→ GIVEN INFORMATION:

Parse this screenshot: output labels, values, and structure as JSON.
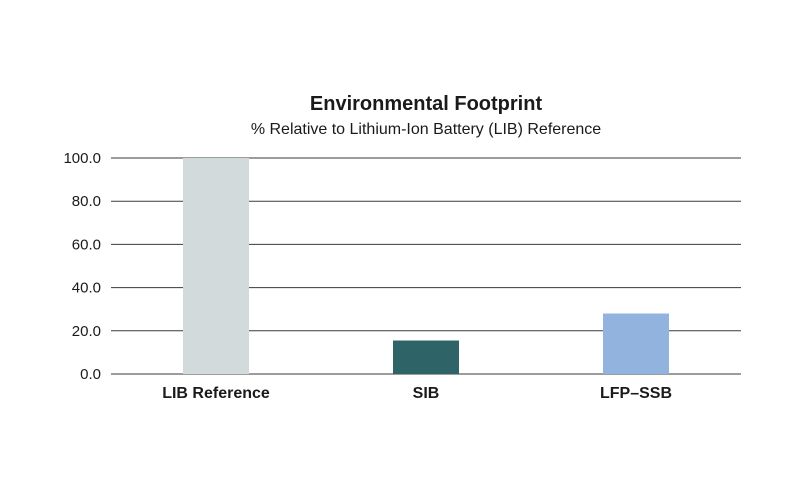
{
  "chart_data": {
    "type": "bar",
    "title": "Environmental Footprint",
    "subtitle": "% Relative to Lithium-Ion Battery (LIB) Reference",
    "xlabel": "",
    "ylabel": "",
    "categories": [
      "LIB Reference",
      "SIB",
      "LFP–SSB"
    ],
    "values": [
      100.0,
      15.5,
      28.0
    ],
    "colors": [
      "#d3dadc",
      "#2e6467",
      "#93b3df"
    ],
    "ylim": [
      0,
      100
    ],
    "yticks": [
      "0.0",
      "20.0",
      "40.0",
      "60.0",
      "80.0",
      "100.0"
    ],
    "grid": true,
    "legend": "none"
  }
}
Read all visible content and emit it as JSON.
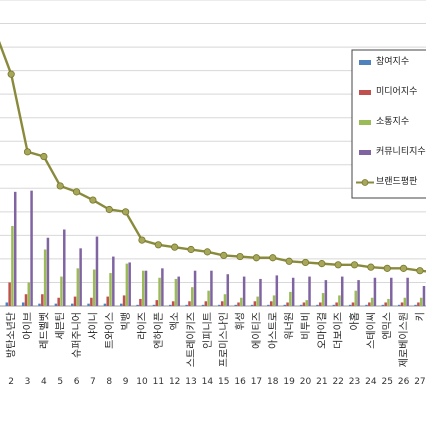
{
  "chart_data": {
    "type": "bar",
    "categories": [
      "방탄소년단",
      "아이브",
      "레드벨벳",
      "세븐틴",
      "슈퍼주니어",
      "샤이니",
      "트와이스",
      "빅뱅",
      "라이즈",
      "엔하이픈",
      "엑소",
      "스트레이키즈",
      "인피니트",
      "프로미스나인",
      "휘성",
      "에이티즈",
      "아스트로",
      "워너원",
      "비투비",
      "오마이걸",
      "더보이즈",
      "아홉",
      "스테이씨",
      "엔믹스",
      "제로베이스원",
      "키"
    ],
    "ranks": [
      "2",
      "3",
      "4",
      "5",
      "6",
      "7",
      "8",
      "9",
      "10",
      "11",
      "12",
      "13",
      "14",
      "15",
      "16",
      "17",
      "18",
      "19",
      "20",
      "21",
      "22",
      "23",
      "24",
      "25",
      "26",
      "27"
    ],
    "series": [
      {
        "name": "참여지수",
        "type": "bar",
        "color": "#4f81bd",
        "values": [
          3,
          3,
          2,
          2,
          2,
          2,
          2,
          2,
          1,
          1,
          1,
          1,
          1,
          1,
          1,
          1,
          1,
          1,
          1,
          1,
          1,
          1,
          1,
          1,
          1,
          1
        ]
      },
      {
        "name": "미디어지수",
        "type": "bar",
        "color": "#c0504d",
        "values": [
          20,
          10,
          10,
          7,
          8,
          7,
          8,
          9,
          6,
          5,
          4,
          4,
          4,
          4,
          3,
          4,
          4,
          3,
          3,
          3,
          3,
          3,
          3,
          3,
          3,
          3
        ]
      },
      {
        "name": "소통지수",
        "type": "bar",
        "color": "#9bbb59",
        "values": [
          68,
          20,
          48,
          25,
          32,
          31,
          28,
          36,
          30,
          24,
          23,
          16,
          13,
          10,
          7,
          8,
          9,
          12,
          5,
          11,
          9,
          13,
          7,
          6,
          7,
          7
        ]
      },
      {
        "name": "커뮤니티지수",
        "type": "bar",
        "color": "#8064a2",
        "values": [
          97,
          98,
          58,
          65,
          49,
          59,
          42,
          37,
          30,
          32,
          25,
          30,
          30,
          27,
          25,
          23,
          26,
          24,
          25,
          22,
          25,
          22,
          24,
          24,
          24,
          17
        ]
      },
      {
        "name": "브랜드평판",
        "type": "line",
        "color": "#8a8a3c",
        "values": [
          197,
          131,
          127,
          102,
          97,
          90,
          82,
          80,
          56,
          52,
          50,
          48,
          46,
          43,
          42,
          41,
          41,
          38,
          37,
          36,
          35,
          35,
          33,
          32,
          32,
          30
        ]
      }
    ],
    "ylim": [
      0,
      260
    ],
    "grid": true,
    "legend": "top-right"
  }
}
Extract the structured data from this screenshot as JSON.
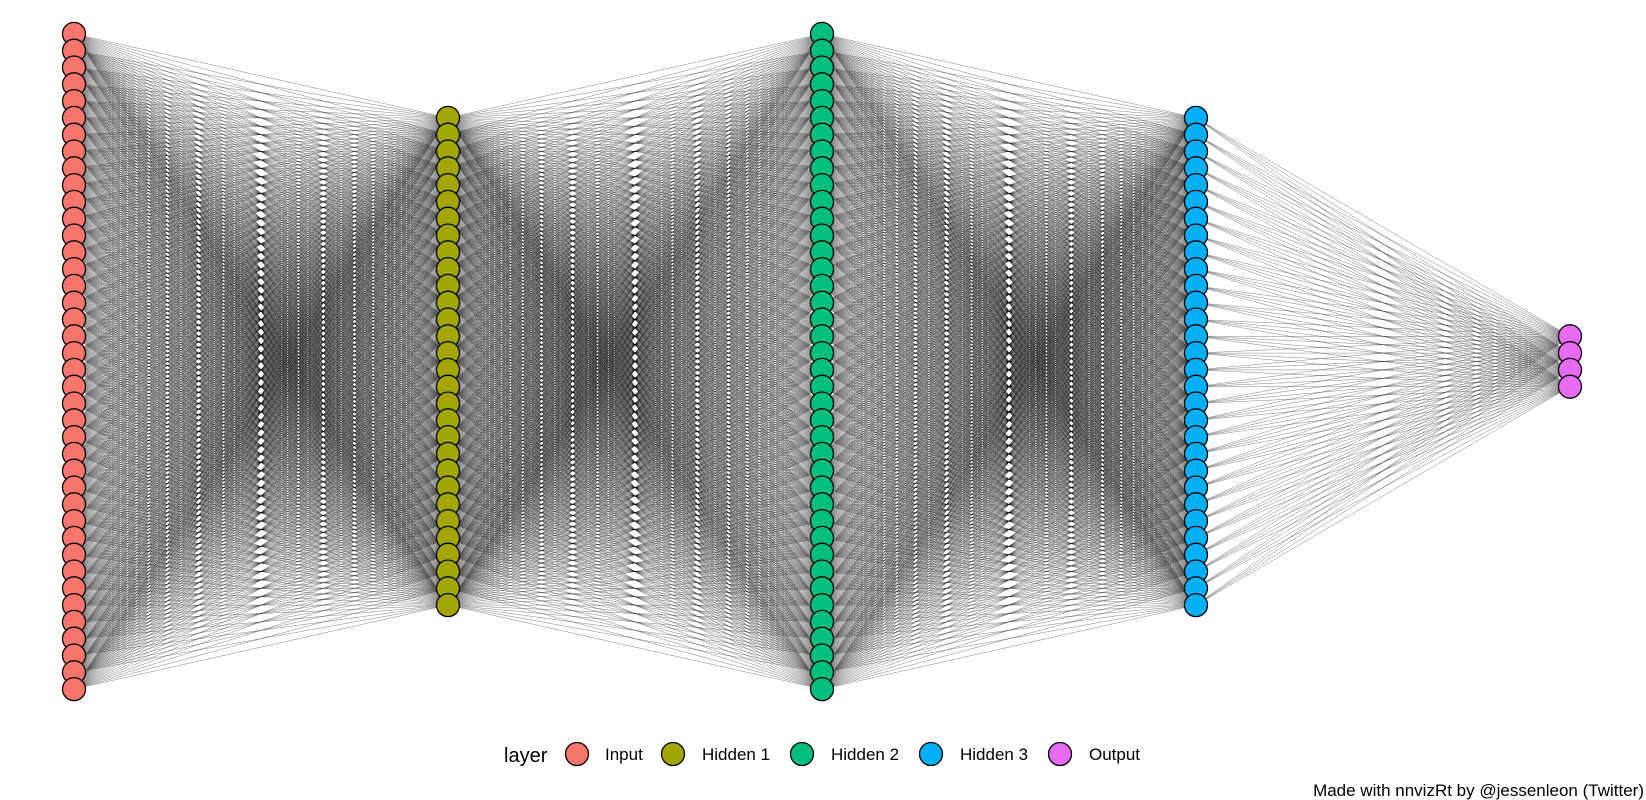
{
  "network": {
    "layers": [
      {
        "name": "Input",
        "nodes": 40,
        "color": "#F8766D"
      },
      {
        "name": "Hidden 1",
        "nodes": 30,
        "color": "#A3A500"
      },
      {
        "name": "Hidden 2",
        "nodes": 40,
        "color": "#00BF7D"
      },
      {
        "name": "Hidden 3",
        "nodes": 30,
        "color": "#00B0F6"
      },
      {
        "name": "Output",
        "nodes": 4,
        "color": "#E76BF3"
      }
    ],
    "edge_color": "#000000",
    "node_border_color": "#000000"
  },
  "legend": {
    "title": "layer",
    "items": [
      {
        "label": "Input",
        "color": "#F8766D"
      },
      {
        "label": "Hidden 1",
        "color": "#A3A500"
      },
      {
        "label": "Hidden 2",
        "color": "#00BF7D"
      },
      {
        "label": "Hidden 3",
        "color": "#00B0F6"
      },
      {
        "label": "Output",
        "color": "#E76BF3"
      }
    ]
  },
  "caption": "Made with nnvizRt by @jessenleon (Twitter)"
}
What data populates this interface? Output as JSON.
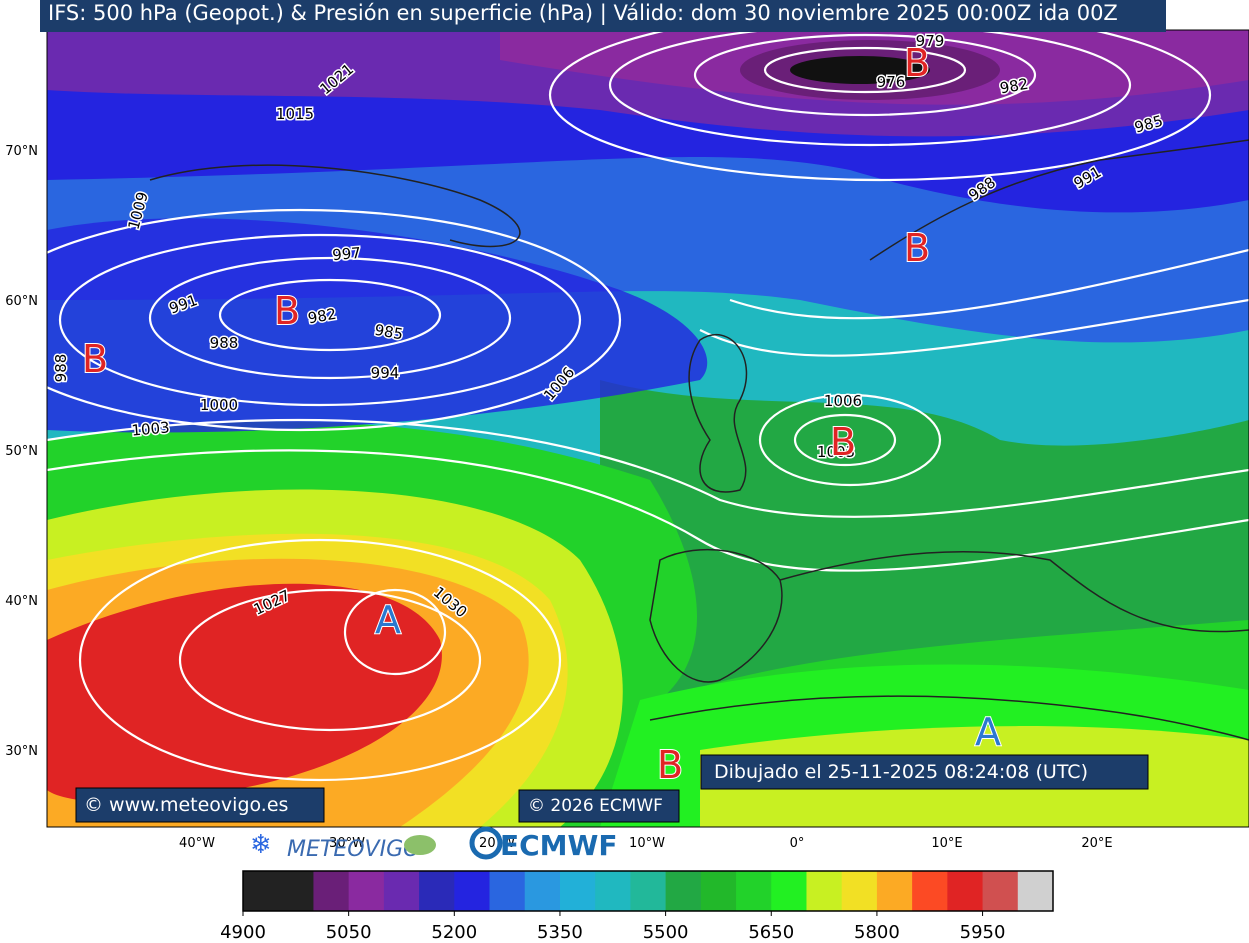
{
  "header": {
    "title": "IFS: 500 hPa (Geopot.) & Presión en superficie (hPa)  |  Válido: dom 30 noviembre 2025 00:00Z ida 00Z"
  },
  "map": {
    "lat_labels": [
      "70°N",
      "60°N",
      "50°N",
      "40°N",
      "30°N"
    ],
    "lon_labels": [
      "40°W",
      "30°W",
      "20°W",
      "10°W",
      "0°",
      "10°E",
      "20°E"
    ],
    "isobar_labels": [
      "979",
      "976",
      "982",
      "985",
      "988",
      "991",
      "1021",
      "1015",
      "1009",
      "997",
      "991",
      "982",
      "985",
      "988",
      "994",
      "1000",
      "1003",
      "1006",
      "1006",
      "1003",
      "1027",
      "1030",
      "988"
    ],
    "centers": [
      "B",
      "B",
      "B",
      "B",
      "B",
      "A",
      "B",
      "A"
    ]
  },
  "footer": {
    "credit_site": "© www.meteovigo.es",
    "credit_ecmwf": "© 2026 ECMWF",
    "drawn": "Dibujado el 25-11-2025 08:24:08 (UTC)",
    "logo_meteovigo": "METEOVIGO",
    "logo_ecmwf": "ECMWF"
  },
  "colorbar": {
    "range": [
      4900,
      6050
    ],
    "ticks": [
      4900,
      5050,
      5200,
      5350,
      5500,
      5650,
      5800,
      5950
    ],
    "colors": [
      "#222222",
      "#222222",
      "#6a1f78",
      "#8a2aa0",
      "#6a2ab0",
      "#2a2ab8",
      "#2424e0",
      "#2a66e0",
      "#2a98e0",
      "#22b0d8",
      "#20b8c0",
      "#22b89a",
      "#22a844",
      "#22b82a",
      "#22d22a",
      "#22f022",
      "#c8f022",
      "#f2e024",
      "#fcaa24",
      "#fc4a24",
      "#e02424",
      "#d05050",
      "#d0d0d0"
    ]
  }
}
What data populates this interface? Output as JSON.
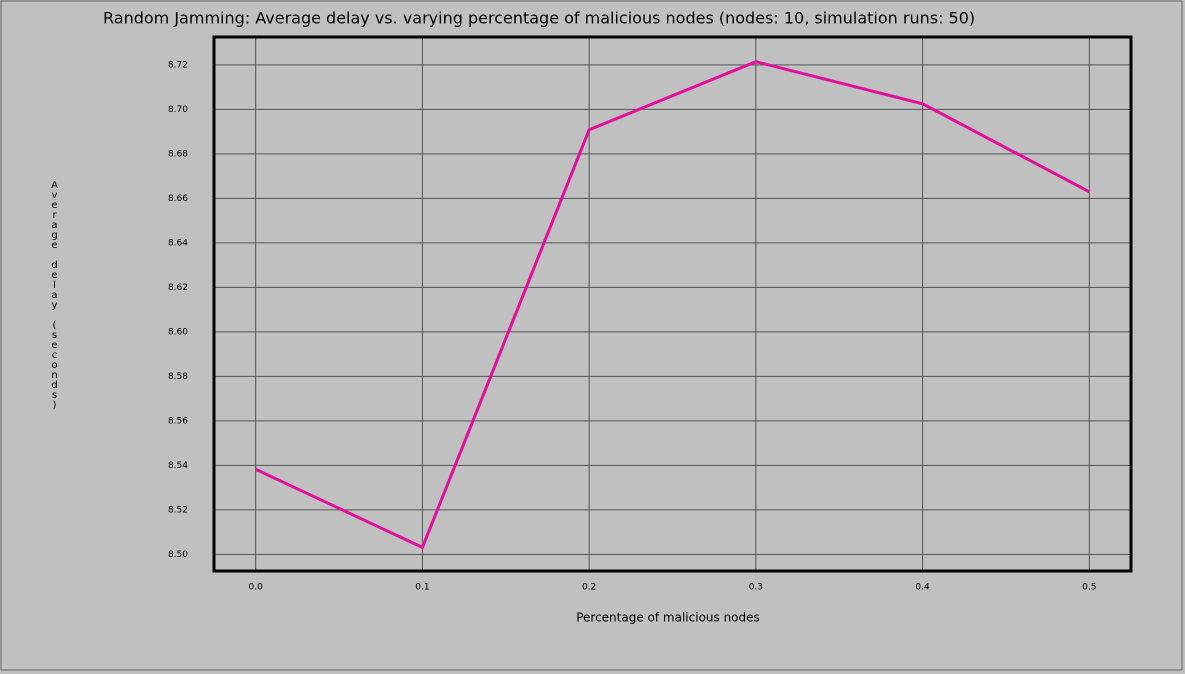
{
  "chart_data": {
    "type": "line",
    "title": "Random Jamming: Average delay vs. varying percentage of malicious nodes (nodes: 10, simulation runs: 50)",
    "x_label": "Percentage of malicious nodes",
    "y_label": "Average delay (seconds)",
    "x": [
      0.0,
      0.1,
      0.2,
      0.3,
      0.4,
      0.5
    ],
    "series": [
      {
        "name": "Average delay",
        "color": "#e3109c",
        "values": [
          8.5382,
          8.5031,
          8.6908,
          8.7214,
          8.7025,
          8.6629
        ]
      }
    ],
    "xlim": [
      -0.025,
      0.525
    ],
    "xticks": [
      {
        "value": 0,
        "label": "0.0"
      },
      0.1,
      0.2,
      0.3,
      0.4,
      0.5
    ],
    "ylim": [
      8.4925,
      8.7325
    ],
    "yticks": [
      {
        "value": 8.5,
        "label": "8.50"
      },
      8.52,
      8.54,
      8.56,
      8.58,
      {
        "value": 8.6,
        "label": "8.60"
      },
      8.62,
      8.64,
      8.66,
      8.68,
      {
        "value": 8.7,
        "label": "8.70"
      },
      8.72
    ],
    "grid": true
  }
}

→ WRITTEN REQUEST: Return every line holding the word "legend" from the records.

→ TASK SOLUTION:
    "legend": "none"
    "legend": "top-right"
  "legend": {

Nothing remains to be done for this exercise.